In the listing below, count each line containing "闸室和上游水道构成连通器" and answer with the count only.

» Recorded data
◇ ◇ ◇ ◇ ◇ ◇ ◇

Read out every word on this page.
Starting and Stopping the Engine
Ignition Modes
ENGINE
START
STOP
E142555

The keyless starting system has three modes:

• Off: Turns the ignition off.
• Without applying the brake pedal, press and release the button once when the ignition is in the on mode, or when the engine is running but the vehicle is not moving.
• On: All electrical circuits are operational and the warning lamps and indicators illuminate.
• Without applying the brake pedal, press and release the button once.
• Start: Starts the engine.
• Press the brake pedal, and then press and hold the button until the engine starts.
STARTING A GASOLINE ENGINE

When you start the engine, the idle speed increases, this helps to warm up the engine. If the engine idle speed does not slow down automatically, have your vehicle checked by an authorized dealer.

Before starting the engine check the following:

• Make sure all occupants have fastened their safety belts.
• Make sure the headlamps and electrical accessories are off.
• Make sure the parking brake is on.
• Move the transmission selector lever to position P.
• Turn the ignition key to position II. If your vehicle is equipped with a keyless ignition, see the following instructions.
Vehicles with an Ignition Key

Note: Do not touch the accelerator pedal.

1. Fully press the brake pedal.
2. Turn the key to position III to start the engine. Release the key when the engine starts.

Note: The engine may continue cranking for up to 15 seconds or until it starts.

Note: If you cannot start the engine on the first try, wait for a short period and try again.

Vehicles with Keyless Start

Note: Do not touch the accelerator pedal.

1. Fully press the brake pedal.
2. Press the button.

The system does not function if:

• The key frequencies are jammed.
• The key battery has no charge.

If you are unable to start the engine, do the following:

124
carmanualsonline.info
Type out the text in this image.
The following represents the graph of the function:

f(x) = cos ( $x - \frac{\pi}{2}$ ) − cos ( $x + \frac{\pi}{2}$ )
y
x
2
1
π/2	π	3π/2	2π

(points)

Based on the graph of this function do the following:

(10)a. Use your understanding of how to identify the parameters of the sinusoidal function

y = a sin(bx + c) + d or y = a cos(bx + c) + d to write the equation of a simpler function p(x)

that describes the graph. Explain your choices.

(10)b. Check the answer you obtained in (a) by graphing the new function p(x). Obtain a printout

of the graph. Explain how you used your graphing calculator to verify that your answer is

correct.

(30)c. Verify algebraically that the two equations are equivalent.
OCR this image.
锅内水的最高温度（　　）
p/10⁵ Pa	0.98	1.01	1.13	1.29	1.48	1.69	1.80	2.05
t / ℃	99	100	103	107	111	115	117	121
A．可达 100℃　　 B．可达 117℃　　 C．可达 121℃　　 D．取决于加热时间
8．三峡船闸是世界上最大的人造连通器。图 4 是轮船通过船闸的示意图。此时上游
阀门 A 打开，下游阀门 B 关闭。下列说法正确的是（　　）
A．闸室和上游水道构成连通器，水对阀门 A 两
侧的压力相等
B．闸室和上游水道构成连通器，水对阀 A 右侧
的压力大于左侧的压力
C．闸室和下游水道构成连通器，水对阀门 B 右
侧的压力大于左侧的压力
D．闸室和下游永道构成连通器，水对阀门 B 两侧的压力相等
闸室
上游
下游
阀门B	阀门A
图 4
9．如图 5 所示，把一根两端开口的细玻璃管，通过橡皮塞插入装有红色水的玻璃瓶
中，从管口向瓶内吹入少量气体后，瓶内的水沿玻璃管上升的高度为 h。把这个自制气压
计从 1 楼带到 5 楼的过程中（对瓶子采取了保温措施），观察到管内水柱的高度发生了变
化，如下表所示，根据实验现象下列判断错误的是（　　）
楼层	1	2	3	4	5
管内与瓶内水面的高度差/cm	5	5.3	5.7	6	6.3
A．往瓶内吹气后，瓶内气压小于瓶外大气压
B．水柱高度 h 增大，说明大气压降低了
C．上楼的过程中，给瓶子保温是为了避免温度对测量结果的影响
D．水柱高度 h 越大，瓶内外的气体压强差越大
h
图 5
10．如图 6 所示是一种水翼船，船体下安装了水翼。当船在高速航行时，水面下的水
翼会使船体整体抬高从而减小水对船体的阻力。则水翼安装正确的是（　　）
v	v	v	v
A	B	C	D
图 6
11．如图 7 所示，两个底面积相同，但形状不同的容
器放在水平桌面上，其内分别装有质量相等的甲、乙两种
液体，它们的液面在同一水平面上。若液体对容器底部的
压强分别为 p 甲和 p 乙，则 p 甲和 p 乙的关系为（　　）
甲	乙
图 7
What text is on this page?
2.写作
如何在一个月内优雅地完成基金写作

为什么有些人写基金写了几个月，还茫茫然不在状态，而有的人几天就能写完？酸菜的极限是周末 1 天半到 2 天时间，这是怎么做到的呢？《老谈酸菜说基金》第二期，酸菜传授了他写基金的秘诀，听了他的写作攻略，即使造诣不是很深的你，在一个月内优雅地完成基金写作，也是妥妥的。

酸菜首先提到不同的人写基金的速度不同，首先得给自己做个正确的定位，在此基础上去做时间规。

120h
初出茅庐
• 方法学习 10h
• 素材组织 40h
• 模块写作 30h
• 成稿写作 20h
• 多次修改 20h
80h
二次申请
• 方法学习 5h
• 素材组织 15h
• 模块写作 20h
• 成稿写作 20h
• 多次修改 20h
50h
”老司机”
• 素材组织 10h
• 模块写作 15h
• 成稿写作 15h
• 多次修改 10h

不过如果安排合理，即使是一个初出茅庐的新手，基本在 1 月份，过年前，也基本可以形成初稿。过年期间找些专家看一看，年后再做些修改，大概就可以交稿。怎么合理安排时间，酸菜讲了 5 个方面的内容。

◇ ◇ ◇ ◇ ◇ ◇ ◇

» Solution to the exercise
2